Reproduce the following material exactly, including every line.

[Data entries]
☆ ☆ ☆ ☆ ☆ ☆ ☆

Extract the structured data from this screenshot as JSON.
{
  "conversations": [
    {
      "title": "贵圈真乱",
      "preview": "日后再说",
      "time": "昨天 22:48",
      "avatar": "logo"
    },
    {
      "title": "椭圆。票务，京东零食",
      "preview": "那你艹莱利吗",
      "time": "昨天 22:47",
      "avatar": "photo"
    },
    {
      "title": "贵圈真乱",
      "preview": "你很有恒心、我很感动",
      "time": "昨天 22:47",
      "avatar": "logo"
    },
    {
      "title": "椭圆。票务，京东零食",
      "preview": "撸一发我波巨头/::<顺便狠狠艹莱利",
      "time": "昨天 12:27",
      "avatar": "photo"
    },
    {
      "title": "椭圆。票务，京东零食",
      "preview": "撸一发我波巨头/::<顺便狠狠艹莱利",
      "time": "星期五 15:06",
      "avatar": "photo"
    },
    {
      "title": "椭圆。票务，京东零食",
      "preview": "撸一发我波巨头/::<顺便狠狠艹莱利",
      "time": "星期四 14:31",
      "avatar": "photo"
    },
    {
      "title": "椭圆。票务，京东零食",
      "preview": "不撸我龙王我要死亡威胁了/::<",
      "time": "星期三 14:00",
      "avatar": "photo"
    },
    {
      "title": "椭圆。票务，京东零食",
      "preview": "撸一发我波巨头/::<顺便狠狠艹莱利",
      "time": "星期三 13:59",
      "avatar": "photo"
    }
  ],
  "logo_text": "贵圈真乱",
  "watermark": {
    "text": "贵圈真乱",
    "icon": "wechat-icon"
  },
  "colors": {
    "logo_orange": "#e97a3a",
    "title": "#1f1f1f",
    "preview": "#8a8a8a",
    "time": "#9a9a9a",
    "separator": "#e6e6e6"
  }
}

☆ ☆ ☆ ☆ ☆ ☆ ☆

- Complete answer
Extract the structured data from this screenshot as JSON.
{
  "conversations": [
    {
      "title": "贵圈真乱",
      "preview": "日后再说",
      "time": "昨天 22:48",
      "avatar": "logo"
    },
    {
      "title": "椭圆。票务，京东零食",
      "preview": "那你艹莱利吗",
      "time": "昨天 22:47",
      "avatar": "photo"
    },
    {
      "title": "贵圈真乱",
      "preview": "你很有恒心、我很感动",
      "time": "昨天 22:47",
      "avatar": "logo"
    },
    {
      "title": "椭圆。票务，京东零食",
      "preview": "撸一发我波巨头/::<顺便狠狠艹莱利",
      "time": "昨天 12:27",
      "avatar": "photo"
    },
    {
      "title": "椭圆。票务，京东零食",
      "preview": "撸一发我波巨头/::<顺便狠狠艹莱利",
      "time": "星期五 15:06",
      "avatar": "photo"
    },
    {
      "title": "椭圆。票务，京东零食",
      "preview": "撸一发我波巨头/::<顺便狠狠艹莱利",
      "time": "星期四 14:31",
      "avatar": "photo"
    },
    {
      "title": "椭圆。票务，京东零食",
      "preview": "不撸我龙王我要死亡威胁了/::<",
      "time": "星期三 14:00",
      "avatar": "photo"
    },
    {
      "title": "椭圆。票务，京东零食",
      "preview": "撸一发我波巨头/::<顺便狠狠艹莱利",
      "time": "星期三 13:59",
      "avatar": "photo"
    }
  ],
  "logo_text": "贵圈真乱",
  "watermark": {
    "text": "贵圈真乱",
    "icon": "wechat-icon"
  },
  "colors": {
    "logo_orange": "#e97a3a",
    "title": "#1f1f1f",
    "preview": "#8a8a8a",
    "time": "#9a9a9a",
    "separator": "#e6e6e6"
  }
}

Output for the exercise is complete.